> Instruction
Skip the images. Copy the records exactly as written.

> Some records
+ + + + + + +

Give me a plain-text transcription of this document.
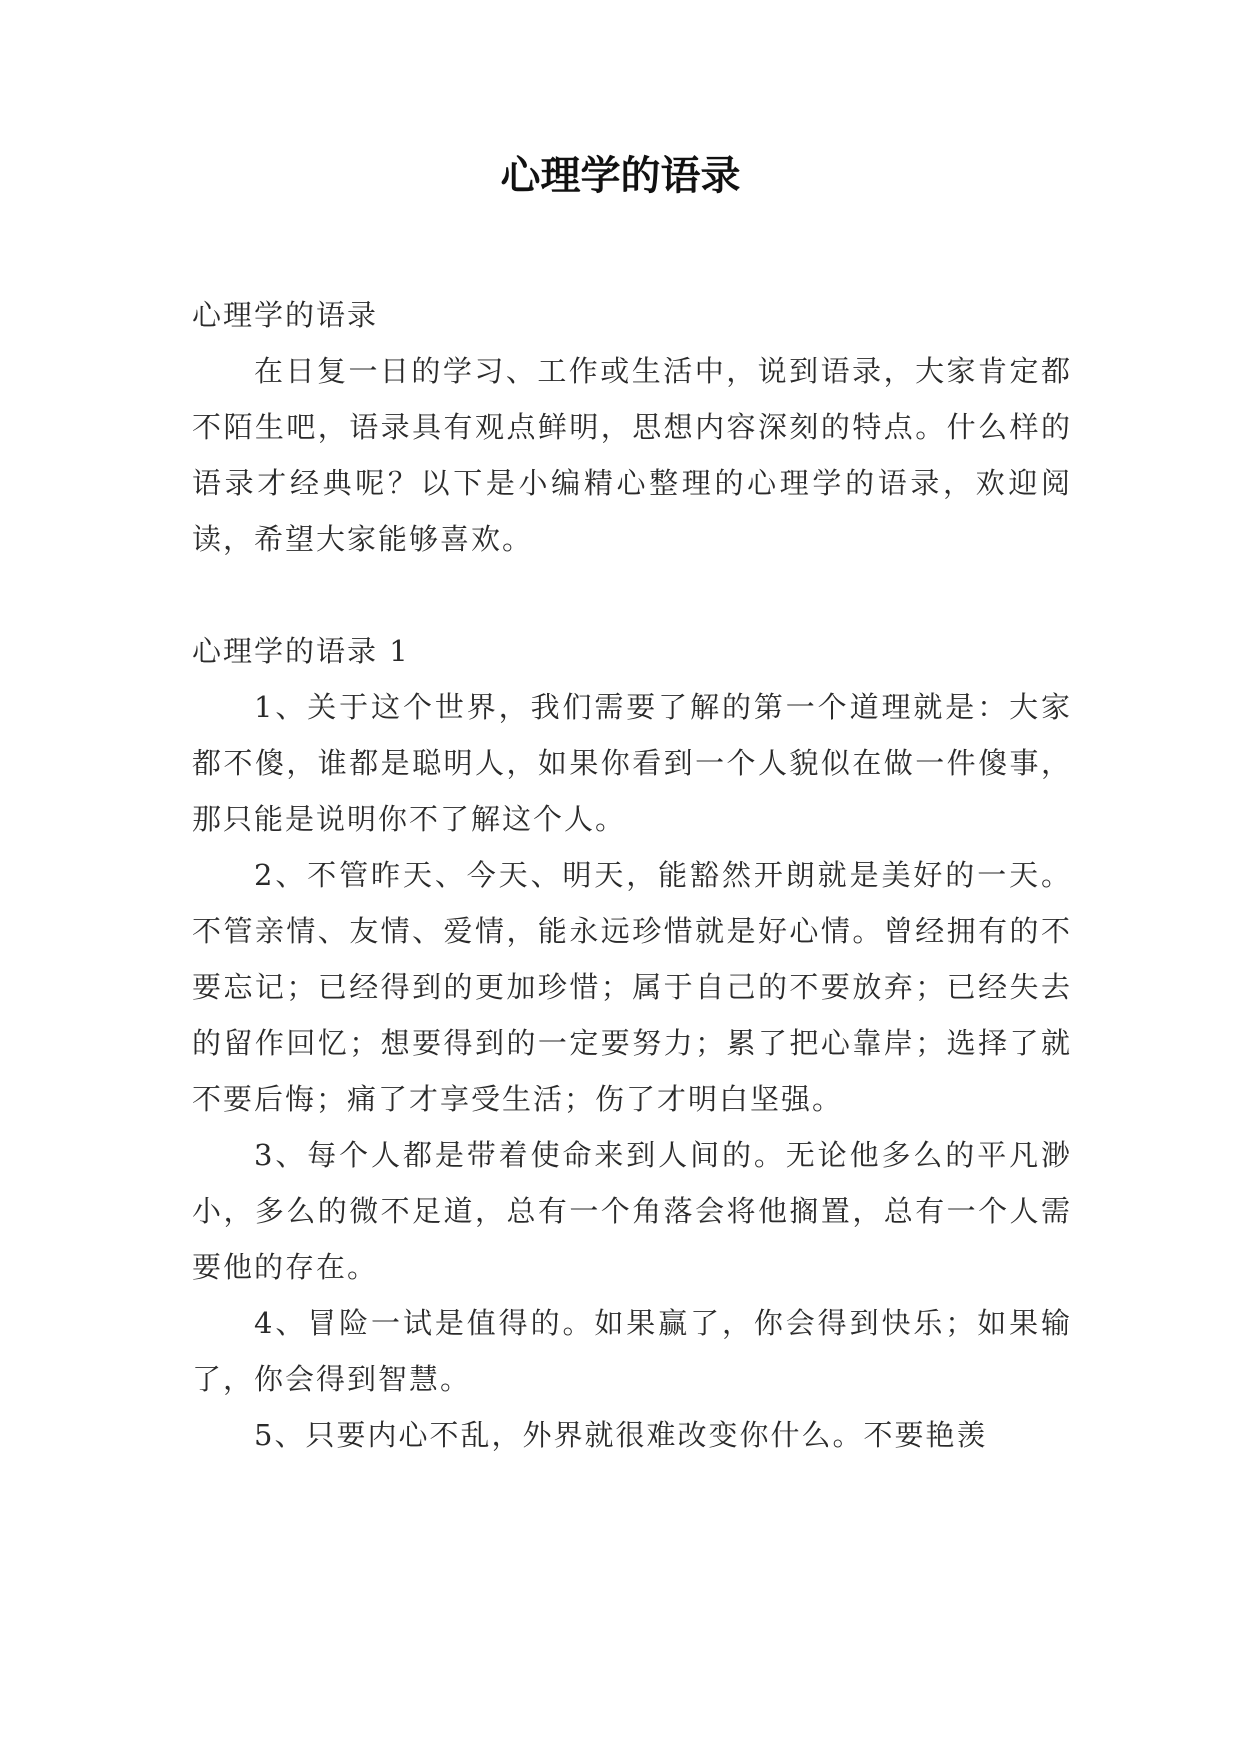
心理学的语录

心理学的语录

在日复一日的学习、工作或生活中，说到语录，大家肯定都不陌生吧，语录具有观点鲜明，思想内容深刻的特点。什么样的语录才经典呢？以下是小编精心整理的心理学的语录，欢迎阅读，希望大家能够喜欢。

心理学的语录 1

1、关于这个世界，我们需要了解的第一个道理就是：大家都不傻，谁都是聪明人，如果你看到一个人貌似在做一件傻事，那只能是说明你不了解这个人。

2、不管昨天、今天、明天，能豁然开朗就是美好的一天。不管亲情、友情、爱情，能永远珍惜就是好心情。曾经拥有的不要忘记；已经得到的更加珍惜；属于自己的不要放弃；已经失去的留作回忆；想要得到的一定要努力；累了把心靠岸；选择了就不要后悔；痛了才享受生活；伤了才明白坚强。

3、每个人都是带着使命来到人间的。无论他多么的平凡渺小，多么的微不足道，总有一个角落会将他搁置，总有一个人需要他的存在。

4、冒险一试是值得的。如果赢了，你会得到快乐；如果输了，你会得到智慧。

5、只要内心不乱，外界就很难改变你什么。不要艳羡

+ + + + + + +

> Right answer
Give me a plain-text transcription of this document.
心理学的语录

心理学的语录

在日复一日的学习、工作或生活中，说到语录，大家肯定都不陌生吧，语录具有观点鲜明，思想内容深刻的特点。什么样的语录才经典呢？以下是小编精心整理的心理学的语录，欢迎阅读，希望大家能够喜欢。

心理学的语录 1

1、关于这个世界，我们需要了解的第一个道理就是：大家都不傻，谁都是聪明人，如果你看到一个人貌似在做一件傻事，那只能是说明你不了解这个人。

2、不管昨天、今天、明天，能豁然开朗就是美好的一天。不管亲情、友情、爱情，能永远珍惜就是好心情。曾经拥有的不要忘记；已经得到的更加珍惜；属于自己的不要放弃；已经失去的留作回忆；想要得到的一定要努力；累了把心靠岸；选择了就不要后悔；痛了才享受生活；伤了才明白坚强。

3、每个人都是带着使命来到人间的。无论他多么的平凡渺小，多么的微不足道，总有一个角落会将他搁置，总有一个人需要他的存在。

4、冒险一试是值得的。如果赢了，你会得到快乐；如果输了，你会得到智慧。

5、只要内心不乱，外界就很难改变你什么。不要艳羡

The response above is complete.